## Goal
From the listing below, extract every line in which the word "color" appears.

[Records from a collection of figures]
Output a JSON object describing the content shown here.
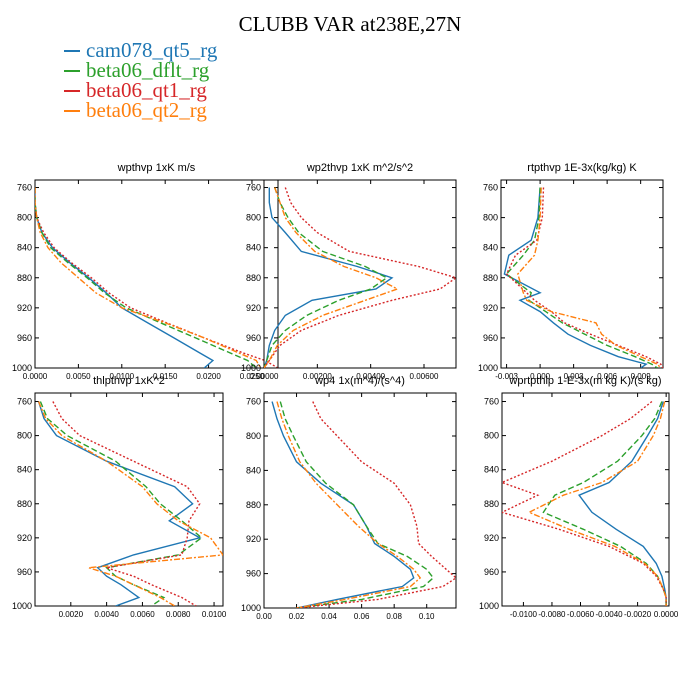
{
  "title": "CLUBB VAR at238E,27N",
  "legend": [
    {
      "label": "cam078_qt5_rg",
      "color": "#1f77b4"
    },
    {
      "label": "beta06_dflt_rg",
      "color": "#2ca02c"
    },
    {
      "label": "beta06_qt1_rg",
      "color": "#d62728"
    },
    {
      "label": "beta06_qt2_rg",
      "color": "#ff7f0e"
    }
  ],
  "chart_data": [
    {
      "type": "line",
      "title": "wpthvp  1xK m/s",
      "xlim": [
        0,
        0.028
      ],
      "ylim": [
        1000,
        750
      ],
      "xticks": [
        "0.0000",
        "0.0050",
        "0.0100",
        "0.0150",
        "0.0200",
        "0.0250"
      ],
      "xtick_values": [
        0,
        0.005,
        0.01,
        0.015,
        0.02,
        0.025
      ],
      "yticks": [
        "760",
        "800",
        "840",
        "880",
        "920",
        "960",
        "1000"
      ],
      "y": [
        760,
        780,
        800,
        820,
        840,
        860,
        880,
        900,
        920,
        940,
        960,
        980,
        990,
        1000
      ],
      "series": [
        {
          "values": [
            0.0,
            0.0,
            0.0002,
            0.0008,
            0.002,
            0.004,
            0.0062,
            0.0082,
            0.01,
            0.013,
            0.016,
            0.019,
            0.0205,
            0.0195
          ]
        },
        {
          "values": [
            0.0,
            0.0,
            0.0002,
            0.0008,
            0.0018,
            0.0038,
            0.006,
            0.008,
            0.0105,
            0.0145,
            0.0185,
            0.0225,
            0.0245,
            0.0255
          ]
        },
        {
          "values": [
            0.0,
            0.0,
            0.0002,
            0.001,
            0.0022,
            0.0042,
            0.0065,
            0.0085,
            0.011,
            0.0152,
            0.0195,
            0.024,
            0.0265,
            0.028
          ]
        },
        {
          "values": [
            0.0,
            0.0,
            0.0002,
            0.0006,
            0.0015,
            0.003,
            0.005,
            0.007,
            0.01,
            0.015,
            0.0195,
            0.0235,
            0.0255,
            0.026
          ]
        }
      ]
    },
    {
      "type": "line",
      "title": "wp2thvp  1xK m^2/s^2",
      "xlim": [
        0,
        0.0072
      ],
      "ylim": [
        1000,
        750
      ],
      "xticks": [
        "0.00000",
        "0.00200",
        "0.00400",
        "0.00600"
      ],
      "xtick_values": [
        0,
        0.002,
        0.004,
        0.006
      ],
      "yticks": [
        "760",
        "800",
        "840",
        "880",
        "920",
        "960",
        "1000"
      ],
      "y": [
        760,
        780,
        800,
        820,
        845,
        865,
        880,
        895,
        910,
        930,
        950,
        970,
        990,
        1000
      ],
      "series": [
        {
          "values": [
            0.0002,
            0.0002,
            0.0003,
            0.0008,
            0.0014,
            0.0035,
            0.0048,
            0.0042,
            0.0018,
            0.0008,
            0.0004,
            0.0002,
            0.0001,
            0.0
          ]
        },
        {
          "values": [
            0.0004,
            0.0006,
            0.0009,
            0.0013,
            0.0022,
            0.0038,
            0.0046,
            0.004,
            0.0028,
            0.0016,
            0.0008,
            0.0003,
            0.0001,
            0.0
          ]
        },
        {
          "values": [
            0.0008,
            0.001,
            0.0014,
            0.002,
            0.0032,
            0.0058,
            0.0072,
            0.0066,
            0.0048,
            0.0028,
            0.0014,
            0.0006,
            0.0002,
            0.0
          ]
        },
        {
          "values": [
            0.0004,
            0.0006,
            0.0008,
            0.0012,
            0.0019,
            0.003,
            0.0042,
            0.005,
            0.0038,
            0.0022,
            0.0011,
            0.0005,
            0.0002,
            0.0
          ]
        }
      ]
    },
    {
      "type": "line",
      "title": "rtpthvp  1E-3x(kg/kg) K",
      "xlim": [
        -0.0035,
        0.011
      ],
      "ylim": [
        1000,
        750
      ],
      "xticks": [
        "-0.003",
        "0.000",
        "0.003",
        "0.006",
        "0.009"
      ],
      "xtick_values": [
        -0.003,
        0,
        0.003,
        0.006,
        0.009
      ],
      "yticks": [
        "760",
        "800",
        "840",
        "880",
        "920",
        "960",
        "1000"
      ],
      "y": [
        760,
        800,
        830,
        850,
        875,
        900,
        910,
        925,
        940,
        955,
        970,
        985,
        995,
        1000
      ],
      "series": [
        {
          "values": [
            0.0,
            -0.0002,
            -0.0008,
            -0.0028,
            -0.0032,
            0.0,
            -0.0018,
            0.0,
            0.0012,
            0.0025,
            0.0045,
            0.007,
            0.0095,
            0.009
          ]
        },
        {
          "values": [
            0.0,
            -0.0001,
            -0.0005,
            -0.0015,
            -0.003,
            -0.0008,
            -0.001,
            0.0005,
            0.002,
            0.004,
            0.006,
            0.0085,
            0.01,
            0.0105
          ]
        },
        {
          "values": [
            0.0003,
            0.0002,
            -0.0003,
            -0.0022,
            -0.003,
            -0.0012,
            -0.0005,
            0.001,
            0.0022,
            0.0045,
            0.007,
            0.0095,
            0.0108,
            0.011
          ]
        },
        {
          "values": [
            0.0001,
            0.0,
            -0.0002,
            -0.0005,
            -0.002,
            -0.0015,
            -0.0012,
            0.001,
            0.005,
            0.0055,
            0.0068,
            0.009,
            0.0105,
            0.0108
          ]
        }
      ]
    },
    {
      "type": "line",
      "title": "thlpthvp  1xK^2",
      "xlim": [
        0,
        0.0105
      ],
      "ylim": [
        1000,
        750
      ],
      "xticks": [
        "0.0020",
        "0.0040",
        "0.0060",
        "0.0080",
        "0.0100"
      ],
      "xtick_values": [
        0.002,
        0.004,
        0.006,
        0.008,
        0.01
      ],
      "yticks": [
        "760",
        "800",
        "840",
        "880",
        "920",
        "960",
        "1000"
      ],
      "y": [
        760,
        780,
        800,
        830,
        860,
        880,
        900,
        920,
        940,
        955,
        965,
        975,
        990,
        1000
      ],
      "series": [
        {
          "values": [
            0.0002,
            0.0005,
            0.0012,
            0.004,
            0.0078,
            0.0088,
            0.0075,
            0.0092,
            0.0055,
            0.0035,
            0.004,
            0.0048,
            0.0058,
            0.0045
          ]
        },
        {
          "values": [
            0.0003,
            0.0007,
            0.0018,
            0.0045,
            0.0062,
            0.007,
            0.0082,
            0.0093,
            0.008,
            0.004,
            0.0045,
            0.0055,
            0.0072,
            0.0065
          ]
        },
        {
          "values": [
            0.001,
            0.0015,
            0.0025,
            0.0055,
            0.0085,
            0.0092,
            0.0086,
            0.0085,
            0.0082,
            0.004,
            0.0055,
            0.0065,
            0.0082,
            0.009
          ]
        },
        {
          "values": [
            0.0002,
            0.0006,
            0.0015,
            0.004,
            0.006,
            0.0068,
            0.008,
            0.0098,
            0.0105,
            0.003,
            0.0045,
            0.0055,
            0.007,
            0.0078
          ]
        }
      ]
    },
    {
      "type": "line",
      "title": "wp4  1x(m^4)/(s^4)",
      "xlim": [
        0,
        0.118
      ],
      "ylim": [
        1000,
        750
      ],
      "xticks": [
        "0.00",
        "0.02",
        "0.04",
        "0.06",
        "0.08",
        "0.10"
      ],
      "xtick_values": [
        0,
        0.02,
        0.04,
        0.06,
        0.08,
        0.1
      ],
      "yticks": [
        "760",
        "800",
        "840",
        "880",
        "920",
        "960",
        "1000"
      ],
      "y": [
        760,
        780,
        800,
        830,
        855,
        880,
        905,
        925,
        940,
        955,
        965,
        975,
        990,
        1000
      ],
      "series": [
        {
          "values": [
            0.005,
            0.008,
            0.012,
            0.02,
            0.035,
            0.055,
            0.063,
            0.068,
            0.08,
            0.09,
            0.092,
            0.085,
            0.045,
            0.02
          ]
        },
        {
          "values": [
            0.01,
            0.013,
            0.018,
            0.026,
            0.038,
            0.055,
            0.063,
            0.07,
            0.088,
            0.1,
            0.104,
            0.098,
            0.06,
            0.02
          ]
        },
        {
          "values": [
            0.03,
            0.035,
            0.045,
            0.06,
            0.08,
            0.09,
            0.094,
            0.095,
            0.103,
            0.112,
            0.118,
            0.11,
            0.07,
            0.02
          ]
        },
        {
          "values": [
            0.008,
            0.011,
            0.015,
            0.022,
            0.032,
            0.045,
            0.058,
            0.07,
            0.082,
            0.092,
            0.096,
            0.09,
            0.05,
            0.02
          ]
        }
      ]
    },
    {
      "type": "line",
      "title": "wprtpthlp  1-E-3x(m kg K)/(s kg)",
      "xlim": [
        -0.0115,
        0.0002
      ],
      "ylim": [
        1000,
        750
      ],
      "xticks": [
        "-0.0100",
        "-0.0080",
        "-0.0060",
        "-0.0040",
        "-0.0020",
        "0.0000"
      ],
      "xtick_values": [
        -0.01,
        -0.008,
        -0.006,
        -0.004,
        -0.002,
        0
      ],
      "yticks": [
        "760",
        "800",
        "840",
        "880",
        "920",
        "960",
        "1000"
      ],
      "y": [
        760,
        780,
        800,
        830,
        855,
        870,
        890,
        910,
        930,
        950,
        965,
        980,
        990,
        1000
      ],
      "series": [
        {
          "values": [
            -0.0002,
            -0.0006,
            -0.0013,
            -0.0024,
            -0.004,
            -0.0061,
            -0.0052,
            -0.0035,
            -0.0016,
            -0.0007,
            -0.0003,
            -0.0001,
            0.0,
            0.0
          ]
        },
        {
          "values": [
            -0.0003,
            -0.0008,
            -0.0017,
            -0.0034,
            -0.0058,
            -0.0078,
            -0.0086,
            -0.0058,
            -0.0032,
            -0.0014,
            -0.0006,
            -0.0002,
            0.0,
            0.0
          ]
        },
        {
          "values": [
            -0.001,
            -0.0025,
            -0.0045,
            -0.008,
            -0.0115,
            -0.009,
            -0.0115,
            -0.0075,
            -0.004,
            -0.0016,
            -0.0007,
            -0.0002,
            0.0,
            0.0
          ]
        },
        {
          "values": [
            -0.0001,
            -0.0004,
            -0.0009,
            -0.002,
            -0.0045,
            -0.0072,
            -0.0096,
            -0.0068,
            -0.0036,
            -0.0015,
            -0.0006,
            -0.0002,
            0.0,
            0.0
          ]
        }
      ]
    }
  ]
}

## Solution to the exercise
      "color": "#1f77b4"
      "color": "#2ca02c"
      "color": "#d62728"
      "color": "#ff7f0e"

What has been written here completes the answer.